Task to complete: Make an exact copy of all the entries below, with the pictures left out.

─── Stored rows

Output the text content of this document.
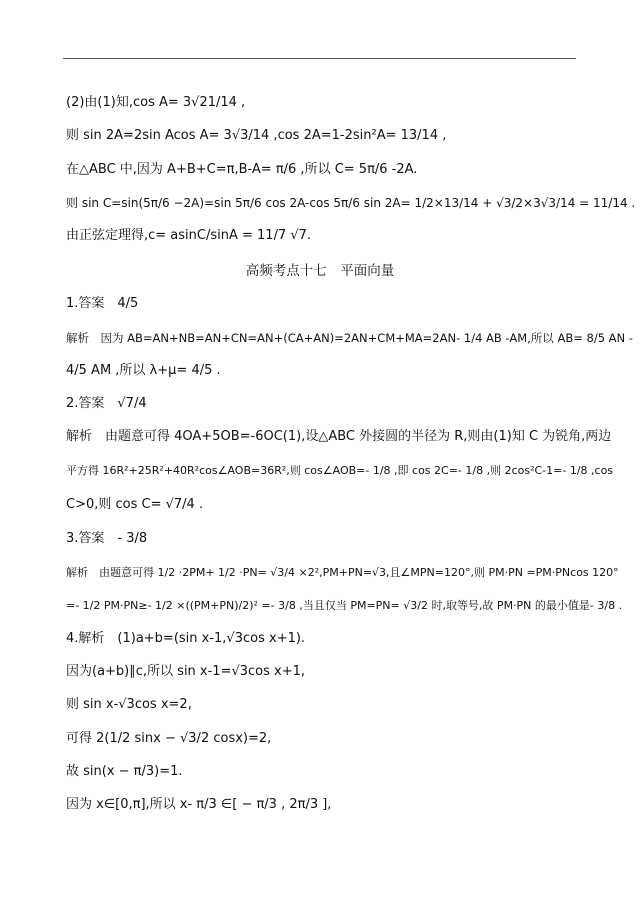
高频考点十七　平面向量
(2)由(1)知,cos A= 3√21/14 ,
则 sin 2A=2sin Acos A= 3√3/14 ,cos 2A=1-2sin²A= 13/14 ,
在△ABC 中,因为 A+B+C=π,B-A= π/6 ,所以 C= 5π/6 -2A.
则 sin C=sin(5π/6 −2A)=sin 5π/6 cos 2A-cos 5π/6 sin 2A= 1/2×13/14 + √3/2×3√3/14 = 11/14 .
由正弦定理得,c= asinC/sinA = 11/7 √7.
1.答案　4/5
解析　因为 AB=AN+NB=AN+CN=AN+(CA+AN)=2AN+CM+MA=2AN- 1/4 AB -AM,所以 AB= 8/5 AN -
4/5 AM ,所以 λ+μ= 4/5 .
2.答案　√7/4
解析　由题意可得 4OA+5OB=-6OC(1),设△ABC 外接圆的半径为 R,则由(1)知 C 为锐角,两边
平方得 16R²+25R²+40R²cos∠AOB=36R²,则 cos∠AOB=- 1/8 ,即 cos 2C=- 1/8 ,则 2cos²C-1=- 1/8 ,cos
C>0,则 cos C= √7/4 .
3.答案　- 3/8
解析　由题意可得 1/2 ·2PM+ 1/2 ·PN= √3/4 ×2²,PM+PN=√3,且∠MPN=120°,则 PM·PN =PM·PNcos 120°
=- 1/2 PM·PN≥- 1/2 ×((PM+PN)/2)² =- 3/8 ,当且仅当 PM=PN= √3/2 时,取等号,故 PM·PN 的最小值是- 3/8 .
4.解析　(1)a+b=(sin x-1,√3cos x+1).
因为(a+b)∥c,所以 sin x-1=√3cos x+1,
则 sin x-√3cos x=2,
可得 2(1/2 sinx − √3/2 cosx)=2,
故 sin(x − π/3)=1.
因为 x∈[0,π],所以 x- π/3 ∈[ − π/3 , 2π/3 ],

──────

Result of this exercise:
Output the text content of this document.
高频考点十七　平面向量
(2)由(1)知,cos A= 3√21/14 ,
则 sin 2A=2sin Acos A= 3√3/14 ,cos 2A=1-2sin²A= 13/14 ,
在△ABC 中,因为 A+B+C=π,B-A= π/6 ,所以 C= 5π/6 -2A.
则 sin C=sin(5π/6 −2A)=sin 5π/6 cos 2A-cos 5π/6 sin 2A= 1/2×13/14 + √3/2×3√3/14 = 11/14 .
由正弦定理得,c= asinC/sinA = 11/7 √7.
1.答案　4/5
解析　因为 AB=AN+NB=AN+CN=AN+(CA+AN)=2AN+CM+MA=2AN- 1/4 AB -AM,所以 AB= 8/5 AN -
4/5 AM ,所以 λ+μ= 4/5 .
2.答案　√7/4
解析　由题意可得 4OA+5OB=-6OC(1),设△ABC 外接圆的半径为 R,则由(1)知 C 为锐角,两边
平方得 16R²+25R²+40R²cos∠AOB=36R²,则 cos∠AOB=- 1/8 ,即 cos 2C=- 1/8 ,则 2cos²C-1=- 1/8 ,cos
C>0,则 cos C= √7/4 .
3.答案　- 3/8
解析　由题意可得 1/2 ·2PM+ 1/2 ·PN= √3/4 ×2²,PM+PN=√3,且∠MPN=120°,则 PM·PN =PM·PNcos 120°
=- 1/2 PM·PN≥- 1/2 ×((PM+PN)/2)² =- 3/8 ,当且仅当 PM=PN= √3/2 时,取等号,故 PM·PN 的最小值是- 3/8 .
4.解析　(1)a+b=(sin x-1,√3cos x+1).
因为(a+b)∥c,所以 sin x-1=√3cos x+1,
则 sin x-√3cos x=2,
可得 2(1/2 sinx − √3/2 cosx)=2,
故 sin(x − π/3)=1.
因为 x∈[0,π],所以 x- π/3 ∈[ − π/3 , 2π/3 ],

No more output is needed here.